* **SELECTED PASSAGE**:
● ● ● ● ●

Jouni Malinen <jkmaline@cc.hut.fi> wrote:
The last time I looked at this compatibility layer, I did not find suitable functionality for implementing EAP methods due to the requirement of doing I/O with own routines (instead of using TCP sockets).
Yuck.
If someone is planning on converting FreeRADIUS to use GnuTLS, it might be worthwhile to take a look at the TLS wrapper I designed for wpa_supplicant (EAP peer) and hostapd (EAP server). It includes implementation for both OpenSSL and GnuTLS, i.e., there is a build time option to select which one to use and core code does not need any changes regardless of which TLS library is used. I would assume that similar design would work fine with FreeRADIUS, too, or at least tls_gnutls.c wrapper implementation can provide some examples on how EAP-TLS/PEAP/TTLS can be implemented with GnuTLS.
Yeah. I've taken a look at eapol_test. It's *exactly* what we need to do automated regression tests for FreeRADIUS. It's also neat, clear, and well designed. Do you think it would be a good idea to develop a client & server EAP library? I know FreeRADIUS has bits & pieces that have been severely hacked over time. FreeRADIUS also needs an EAP client program that does more than radeapclient, and eapol_test doesn't send RADIUS attributes. I had patches sitting somewhere for eapol_test that would link to the FreeRADIUS libs & load the dictionaries. Would you be interested in those patches? Alan DeKok.

● ● ● ● ●

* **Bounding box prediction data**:
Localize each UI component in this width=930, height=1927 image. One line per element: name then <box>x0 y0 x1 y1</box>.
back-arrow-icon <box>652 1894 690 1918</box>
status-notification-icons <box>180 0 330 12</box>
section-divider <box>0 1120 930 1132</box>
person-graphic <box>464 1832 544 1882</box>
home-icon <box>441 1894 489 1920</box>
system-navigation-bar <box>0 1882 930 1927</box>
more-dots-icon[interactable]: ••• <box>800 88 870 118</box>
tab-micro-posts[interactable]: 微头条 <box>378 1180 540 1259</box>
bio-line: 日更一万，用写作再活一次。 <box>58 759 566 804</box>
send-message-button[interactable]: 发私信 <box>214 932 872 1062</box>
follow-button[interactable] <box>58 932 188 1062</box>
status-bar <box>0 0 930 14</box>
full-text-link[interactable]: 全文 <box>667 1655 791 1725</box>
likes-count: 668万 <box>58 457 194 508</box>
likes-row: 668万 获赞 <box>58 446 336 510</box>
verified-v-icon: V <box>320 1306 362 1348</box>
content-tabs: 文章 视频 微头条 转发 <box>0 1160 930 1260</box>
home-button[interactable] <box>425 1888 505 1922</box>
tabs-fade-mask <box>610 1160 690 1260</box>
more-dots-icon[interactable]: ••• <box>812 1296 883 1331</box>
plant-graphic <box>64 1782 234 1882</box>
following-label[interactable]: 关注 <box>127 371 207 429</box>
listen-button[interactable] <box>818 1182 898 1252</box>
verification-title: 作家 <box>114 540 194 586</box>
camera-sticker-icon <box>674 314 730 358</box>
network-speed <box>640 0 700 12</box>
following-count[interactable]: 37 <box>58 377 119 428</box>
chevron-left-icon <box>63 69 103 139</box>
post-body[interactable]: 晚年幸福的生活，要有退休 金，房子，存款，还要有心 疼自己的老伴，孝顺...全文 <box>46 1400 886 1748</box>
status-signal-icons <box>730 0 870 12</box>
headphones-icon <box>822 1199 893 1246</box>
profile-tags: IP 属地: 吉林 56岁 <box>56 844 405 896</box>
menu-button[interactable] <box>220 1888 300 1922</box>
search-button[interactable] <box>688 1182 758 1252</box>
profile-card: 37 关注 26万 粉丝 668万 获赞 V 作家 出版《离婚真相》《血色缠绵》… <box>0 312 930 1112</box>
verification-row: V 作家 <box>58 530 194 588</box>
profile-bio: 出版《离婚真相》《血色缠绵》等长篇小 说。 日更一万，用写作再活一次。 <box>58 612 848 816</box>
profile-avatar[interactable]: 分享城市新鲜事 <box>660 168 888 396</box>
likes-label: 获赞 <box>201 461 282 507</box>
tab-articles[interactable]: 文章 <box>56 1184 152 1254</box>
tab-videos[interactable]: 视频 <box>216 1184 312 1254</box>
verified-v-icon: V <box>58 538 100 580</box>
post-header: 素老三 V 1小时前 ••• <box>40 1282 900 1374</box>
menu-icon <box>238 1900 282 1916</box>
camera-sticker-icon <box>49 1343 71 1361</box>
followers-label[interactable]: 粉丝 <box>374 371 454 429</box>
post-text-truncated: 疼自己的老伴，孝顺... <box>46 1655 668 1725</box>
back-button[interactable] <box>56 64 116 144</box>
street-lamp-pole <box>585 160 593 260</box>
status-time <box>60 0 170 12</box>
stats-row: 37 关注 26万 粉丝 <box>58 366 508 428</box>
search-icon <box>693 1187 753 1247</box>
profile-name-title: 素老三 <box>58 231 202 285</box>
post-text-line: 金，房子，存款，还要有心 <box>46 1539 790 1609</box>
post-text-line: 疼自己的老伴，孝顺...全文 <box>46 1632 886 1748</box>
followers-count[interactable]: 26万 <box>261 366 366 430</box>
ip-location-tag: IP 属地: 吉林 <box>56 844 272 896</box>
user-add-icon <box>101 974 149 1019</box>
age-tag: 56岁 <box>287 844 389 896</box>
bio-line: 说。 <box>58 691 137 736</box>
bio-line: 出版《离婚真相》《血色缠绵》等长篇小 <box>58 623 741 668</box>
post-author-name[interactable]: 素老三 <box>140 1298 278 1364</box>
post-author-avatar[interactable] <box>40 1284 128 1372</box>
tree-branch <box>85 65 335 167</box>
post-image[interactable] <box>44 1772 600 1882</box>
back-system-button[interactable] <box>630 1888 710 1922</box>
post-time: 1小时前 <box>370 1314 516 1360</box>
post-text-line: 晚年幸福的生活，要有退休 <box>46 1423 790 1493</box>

● ● ● ● ●

* **PROBLEMS AND TASKS**:
1) Say whether each statement agrees with the message about EAP and GnuTLS: (a) the TLS wrapper includes implementations for both OpenSSL and GnuTLS; (b) eapol_test sends RADIUS attributes; (c) changing the TLS library used by the wrapper requires changes to the core code. Answer yes or no for each, quoting the words of the message that decide it.
2) According to the message about EAP and GnuTLS, for which two programs was the TLS wrapper designed?
3) Retype the message about EAP and GnuTLS from "If someone is" to "implemented with GnuTLS.".
The listing plays no part in any of this work.

* **RESPONSES TO THE TASKS**:
1)
(a) Yes: "It includes implementation for both OpenSSL and GnuTLS"
(b) No: "eapol_test doesn't send RADIUS attributes"
(c) No: "core code does not need any changes regardless of which TLS library is used"

2) It was designed for wpa_supplicant (EAP peer) and hostapd (EAP server).

3)
If someone is planning on converting FreeRADIUS to use GnuTLS, it might be worthwhile to take a look at the TLS wrapper I designed for wpa_supplicant (EAP peer) and hostapd (EAP server). It includes implementation for both OpenSSL and GnuTLS, i.e., there is a build time option to select which one to use and core code does not need any changes regardless of which TLS library is used. I would assume that similar design would work fine with FreeRADIUS, too, or at least tls_gnutls.c wrapper implementation can provide some examples on how EAP-TLS/PEAP/TTLS can be implemented with GnuTLS.